§ WORK TO BE COMPLETED
Read the material below and tally how many lines hold the word "chart", giving the number and nothing else.

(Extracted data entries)
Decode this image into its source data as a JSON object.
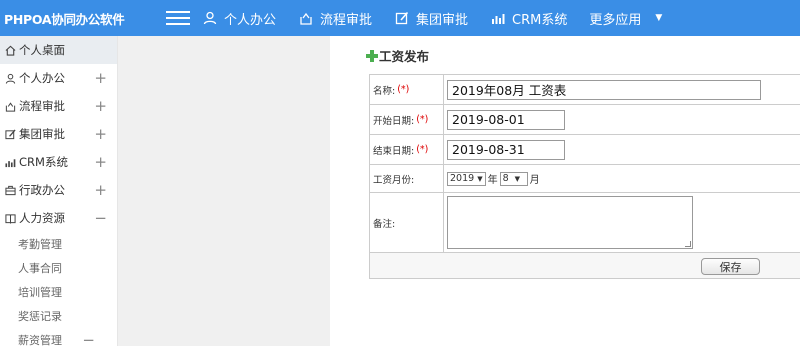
{
  "app": {
    "title": "PHPOA协同办公软件"
  },
  "topnav": [
    {
      "label": "个人办公",
      "icon": "user-icon"
    },
    {
      "label": "流程审批",
      "icon": "flow-icon"
    },
    {
      "label": "集团审批",
      "icon": "edit-icon"
    },
    {
      "label": "CRM系统",
      "icon": "bar-chart-icon"
    },
    {
      "label": "更多应用",
      "icon": "caret-down-icon"
    }
  ],
  "sidebar": {
    "items": [
      {
        "label": "个人桌面",
        "icon": "home-icon",
        "toggle": ""
      },
      {
        "label": "个人办公",
        "icon": "user-icon",
        "toggle": "+"
      },
      {
        "label": "流程审批",
        "icon": "flow-icon",
        "toggle": "+"
      },
      {
        "label": "集团审批",
        "icon": "edit-icon",
        "toggle": "+"
      },
      {
        "label": "CRM系统",
        "icon": "bar-chart-icon",
        "toggle": "+"
      },
      {
        "label": "行政办公",
        "icon": "briefcase-icon",
        "toggle": "+"
      },
      {
        "label": "人力资源",
        "icon": "book-icon",
        "toggle": "−"
      }
    ],
    "subitems": [
      {
        "label": "考勤管理",
        "toggle": ""
      },
      {
        "label": "人事合同",
        "toggle": ""
      },
      {
        "label": "培训管理",
        "toggle": ""
      },
      {
        "label": "奖惩记录",
        "toggle": ""
      },
      {
        "label": "薪资管理",
        "toggle": "−"
      }
    ]
  },
  "page": {
    "title": "工资发布"
  },
  "form": {
    "required_mark": "(*)",
    "name": {
      "label": "名称:",
      "value": "2019年08月 工资表"
    },
    "start_date": {
      "label": "开始日期:",
      "value": "2019-08-01"
    },
    "end_date": {
      "label": "结束日期:",
      "value": "2019-08-31"
    },
    "month": {
      "label": "工资月份:",
      "year": "2019",
      "year_unit": "年",
      "month": "8",
      "month_unit": "月"
    },
    "remark": {
      "label": "备注:",
      "value": ""
    },
    "save_label": "保存"
  }
}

§ RESPONSE TO THIS TASK
2